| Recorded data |
■ ■ ■ ■ ■

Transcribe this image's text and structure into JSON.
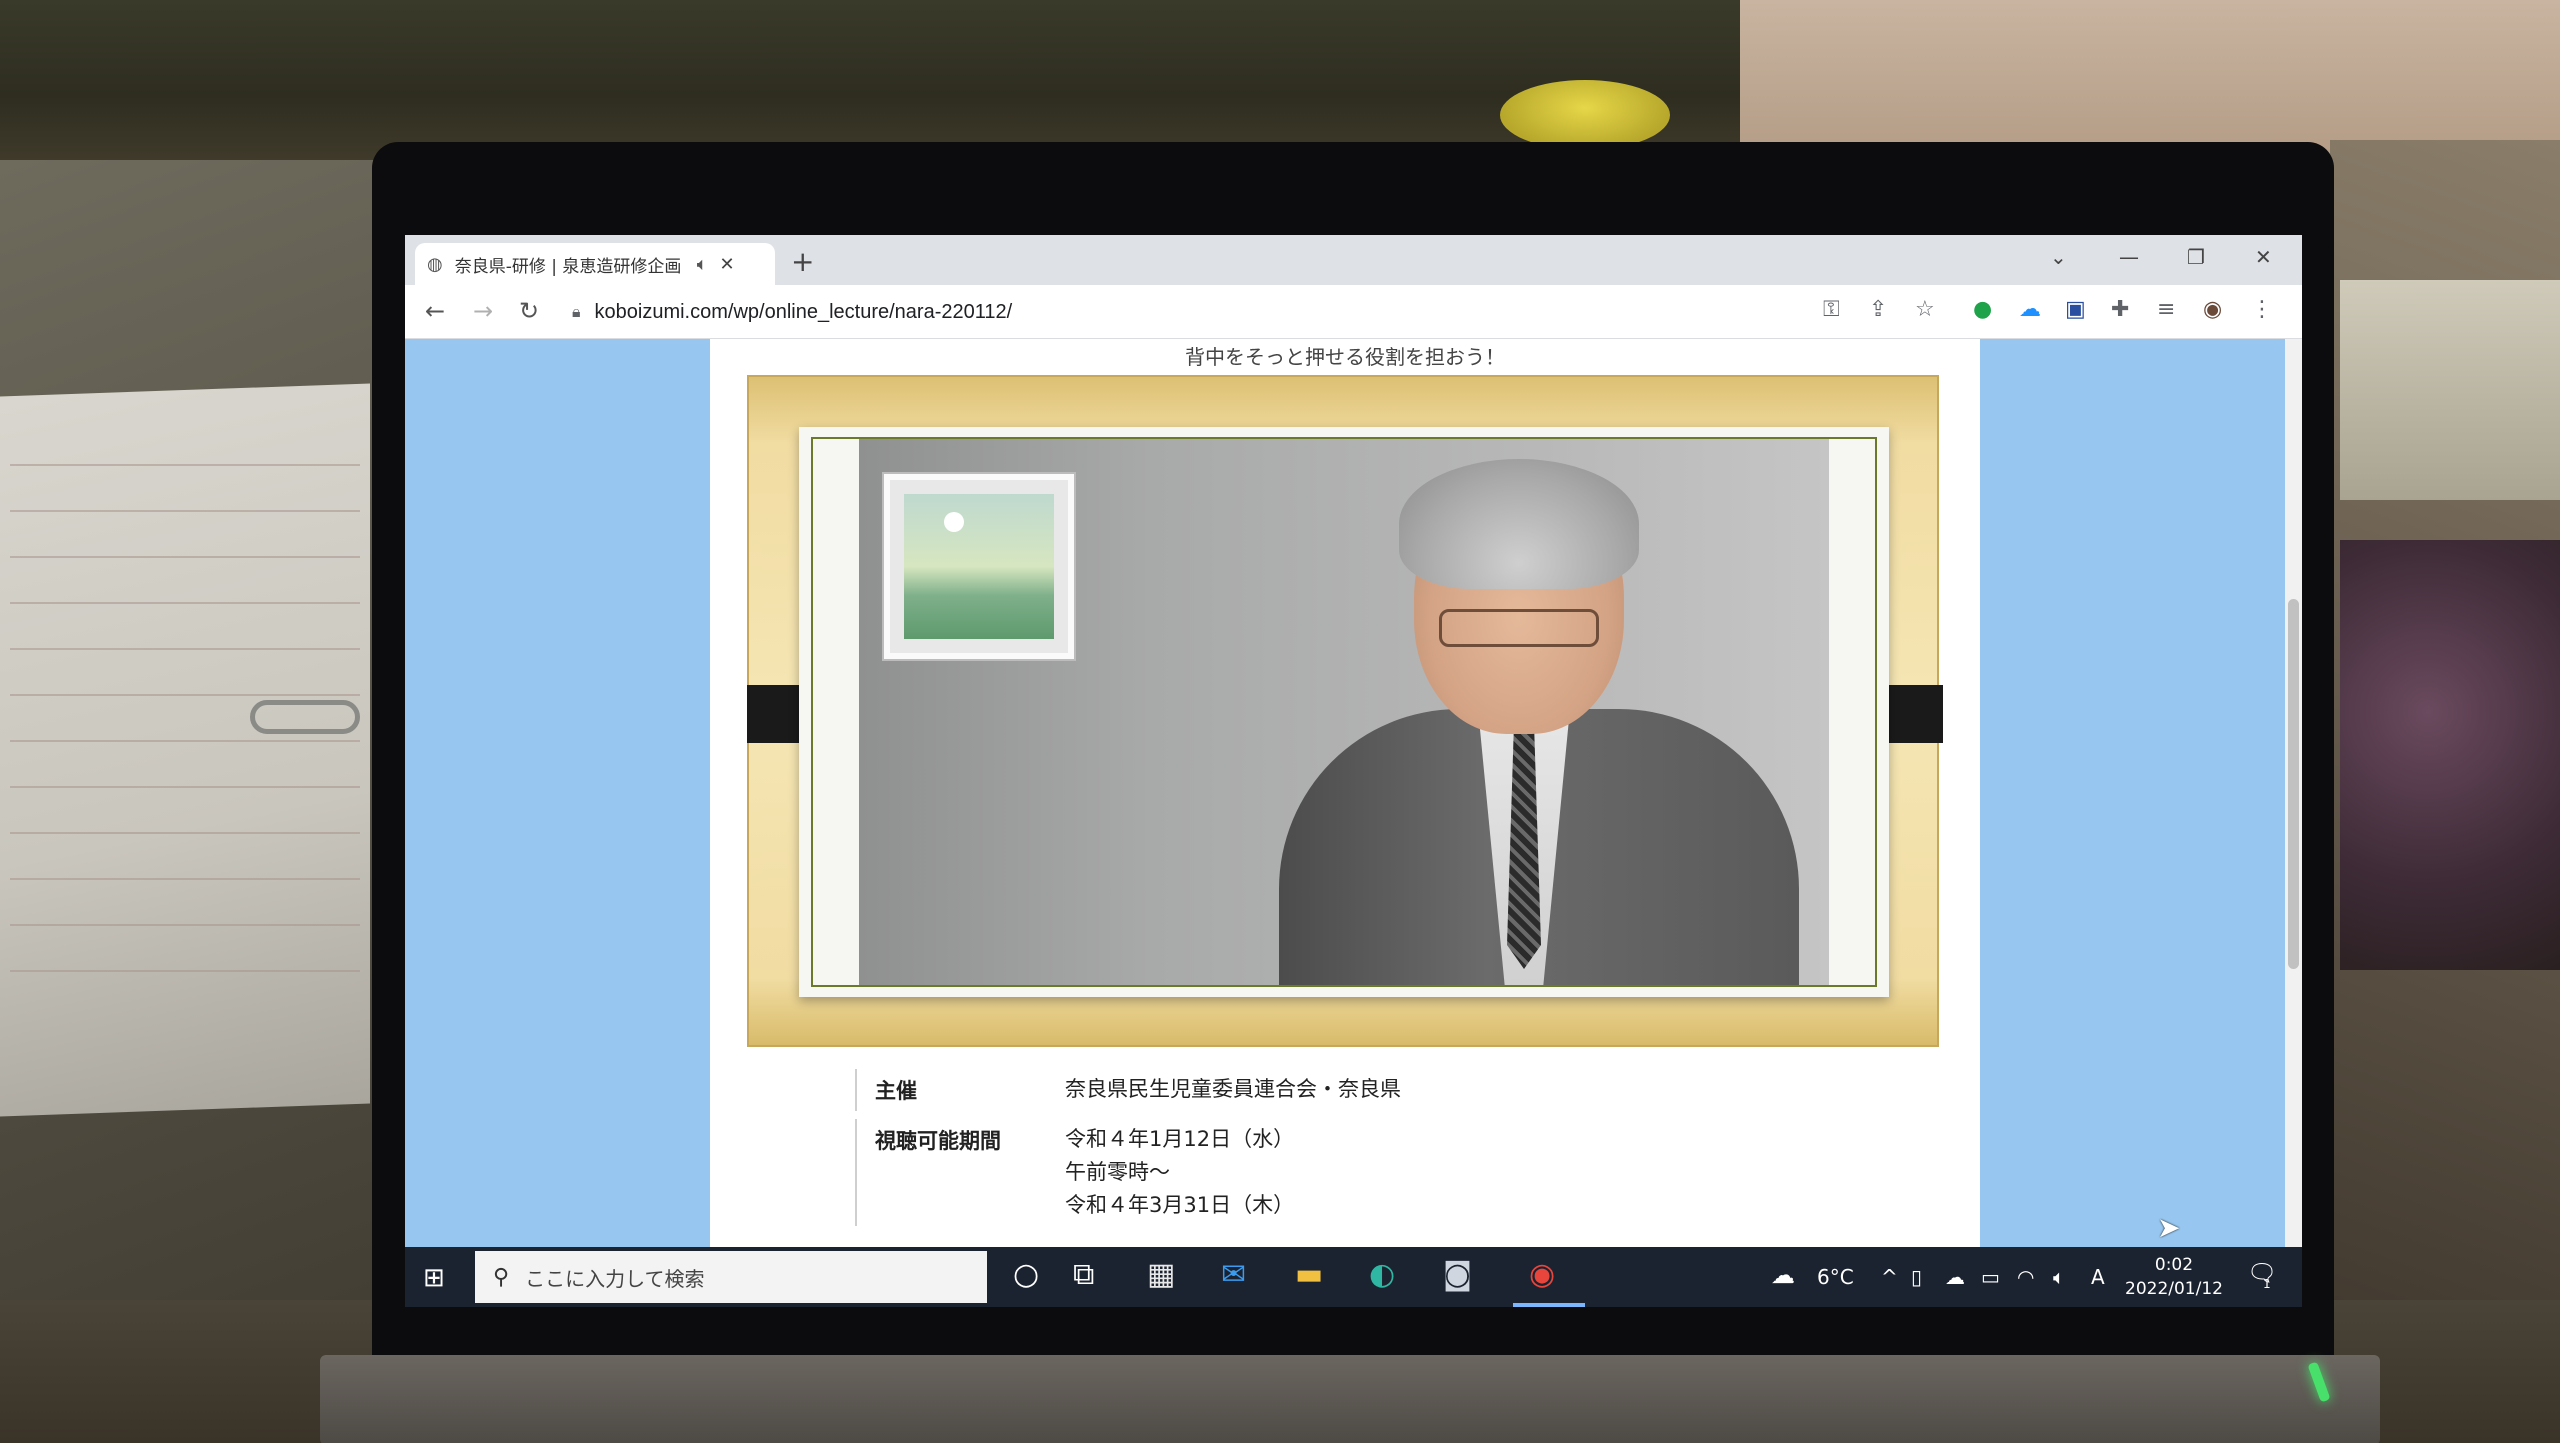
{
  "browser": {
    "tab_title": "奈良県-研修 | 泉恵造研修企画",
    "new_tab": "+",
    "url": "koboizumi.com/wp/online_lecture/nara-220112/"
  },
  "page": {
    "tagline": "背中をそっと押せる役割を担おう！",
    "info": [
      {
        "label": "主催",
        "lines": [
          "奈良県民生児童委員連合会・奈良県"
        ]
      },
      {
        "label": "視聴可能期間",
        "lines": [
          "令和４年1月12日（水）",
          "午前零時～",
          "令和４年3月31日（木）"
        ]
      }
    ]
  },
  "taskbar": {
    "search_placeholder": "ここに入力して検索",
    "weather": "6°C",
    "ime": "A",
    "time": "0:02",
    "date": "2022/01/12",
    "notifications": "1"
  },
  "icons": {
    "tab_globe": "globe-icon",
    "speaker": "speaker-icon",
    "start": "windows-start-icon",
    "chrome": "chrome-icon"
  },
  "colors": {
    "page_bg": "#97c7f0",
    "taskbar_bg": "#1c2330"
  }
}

■ ■ ■ ■ ■

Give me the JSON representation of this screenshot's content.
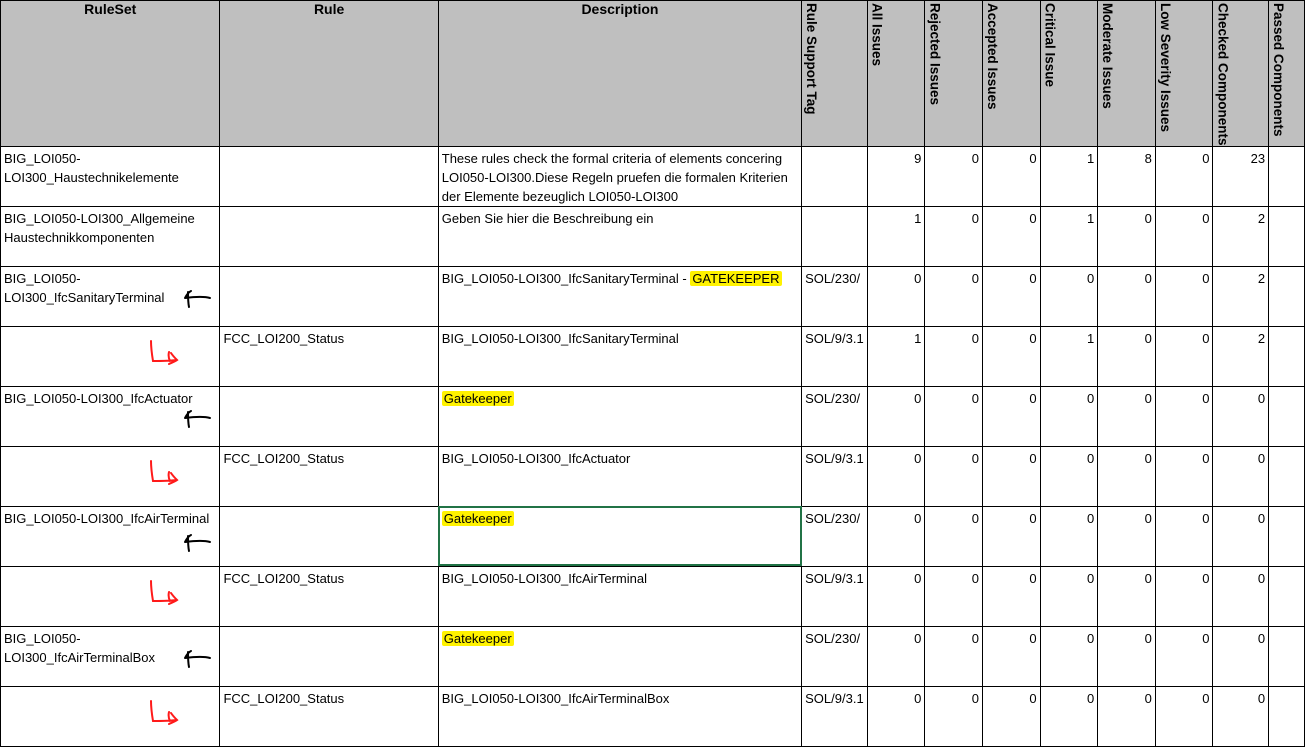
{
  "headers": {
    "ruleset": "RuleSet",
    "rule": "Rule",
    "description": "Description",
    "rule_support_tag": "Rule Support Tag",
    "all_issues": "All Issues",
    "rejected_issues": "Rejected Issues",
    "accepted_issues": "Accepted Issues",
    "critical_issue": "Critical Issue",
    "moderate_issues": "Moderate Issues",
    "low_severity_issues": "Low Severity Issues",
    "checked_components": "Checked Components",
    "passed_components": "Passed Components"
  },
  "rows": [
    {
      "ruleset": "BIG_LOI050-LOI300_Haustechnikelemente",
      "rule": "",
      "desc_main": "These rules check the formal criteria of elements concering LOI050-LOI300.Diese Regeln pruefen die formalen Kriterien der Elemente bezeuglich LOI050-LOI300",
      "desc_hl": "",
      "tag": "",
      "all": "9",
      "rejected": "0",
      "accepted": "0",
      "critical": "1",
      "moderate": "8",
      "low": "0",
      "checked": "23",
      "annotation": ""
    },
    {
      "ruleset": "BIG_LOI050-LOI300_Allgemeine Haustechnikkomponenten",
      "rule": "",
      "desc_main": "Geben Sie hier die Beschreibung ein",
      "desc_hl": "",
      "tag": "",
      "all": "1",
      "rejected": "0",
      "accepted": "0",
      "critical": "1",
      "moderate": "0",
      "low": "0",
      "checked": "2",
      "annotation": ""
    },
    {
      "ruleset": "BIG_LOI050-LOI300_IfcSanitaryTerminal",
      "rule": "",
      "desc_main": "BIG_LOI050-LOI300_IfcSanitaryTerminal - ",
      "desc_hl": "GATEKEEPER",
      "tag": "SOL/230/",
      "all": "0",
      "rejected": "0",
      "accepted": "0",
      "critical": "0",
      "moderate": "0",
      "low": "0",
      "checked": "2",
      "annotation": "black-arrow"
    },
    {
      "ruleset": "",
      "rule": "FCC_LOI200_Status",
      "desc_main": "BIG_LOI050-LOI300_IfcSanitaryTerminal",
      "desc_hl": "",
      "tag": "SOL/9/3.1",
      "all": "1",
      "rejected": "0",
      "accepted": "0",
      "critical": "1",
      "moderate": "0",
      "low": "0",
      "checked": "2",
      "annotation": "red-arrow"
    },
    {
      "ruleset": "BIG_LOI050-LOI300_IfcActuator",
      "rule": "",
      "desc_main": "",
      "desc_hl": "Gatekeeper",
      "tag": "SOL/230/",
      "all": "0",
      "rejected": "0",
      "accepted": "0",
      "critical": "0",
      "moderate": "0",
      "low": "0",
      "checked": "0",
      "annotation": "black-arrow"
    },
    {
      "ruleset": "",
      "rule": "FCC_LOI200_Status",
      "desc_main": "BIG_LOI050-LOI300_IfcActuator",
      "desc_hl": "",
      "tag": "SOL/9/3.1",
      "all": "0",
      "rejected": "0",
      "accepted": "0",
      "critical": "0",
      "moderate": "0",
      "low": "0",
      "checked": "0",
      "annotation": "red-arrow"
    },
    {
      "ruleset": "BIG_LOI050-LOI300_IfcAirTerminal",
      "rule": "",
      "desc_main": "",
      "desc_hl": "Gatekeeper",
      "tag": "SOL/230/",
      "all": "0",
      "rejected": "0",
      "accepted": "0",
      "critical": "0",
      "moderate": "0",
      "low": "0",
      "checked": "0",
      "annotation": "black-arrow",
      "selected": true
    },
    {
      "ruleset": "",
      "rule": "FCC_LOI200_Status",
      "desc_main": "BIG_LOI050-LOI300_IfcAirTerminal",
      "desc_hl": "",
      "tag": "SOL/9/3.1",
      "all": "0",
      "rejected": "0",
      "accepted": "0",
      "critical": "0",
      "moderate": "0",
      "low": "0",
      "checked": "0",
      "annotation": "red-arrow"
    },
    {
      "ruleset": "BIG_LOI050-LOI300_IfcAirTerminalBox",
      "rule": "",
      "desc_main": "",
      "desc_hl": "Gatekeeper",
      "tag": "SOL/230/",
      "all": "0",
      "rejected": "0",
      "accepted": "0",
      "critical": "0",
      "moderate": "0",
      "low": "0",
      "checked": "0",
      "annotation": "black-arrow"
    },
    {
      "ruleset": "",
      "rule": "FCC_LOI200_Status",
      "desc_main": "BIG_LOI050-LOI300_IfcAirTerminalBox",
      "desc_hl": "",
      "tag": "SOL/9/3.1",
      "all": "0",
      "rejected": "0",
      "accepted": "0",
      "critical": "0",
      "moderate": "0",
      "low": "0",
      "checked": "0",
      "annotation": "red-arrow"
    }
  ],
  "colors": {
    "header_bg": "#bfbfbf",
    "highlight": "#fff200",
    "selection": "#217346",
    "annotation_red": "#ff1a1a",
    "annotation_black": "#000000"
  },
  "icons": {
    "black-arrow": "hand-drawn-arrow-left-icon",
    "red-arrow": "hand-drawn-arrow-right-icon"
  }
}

■ ■ ■ ■ ■

| Your task |
Find and copy every line in the entries above where the string "this" occurs.

| Solution |
Transcribe this image's text and structure into JSON.
Give me the JSON representation of this screenshot's content.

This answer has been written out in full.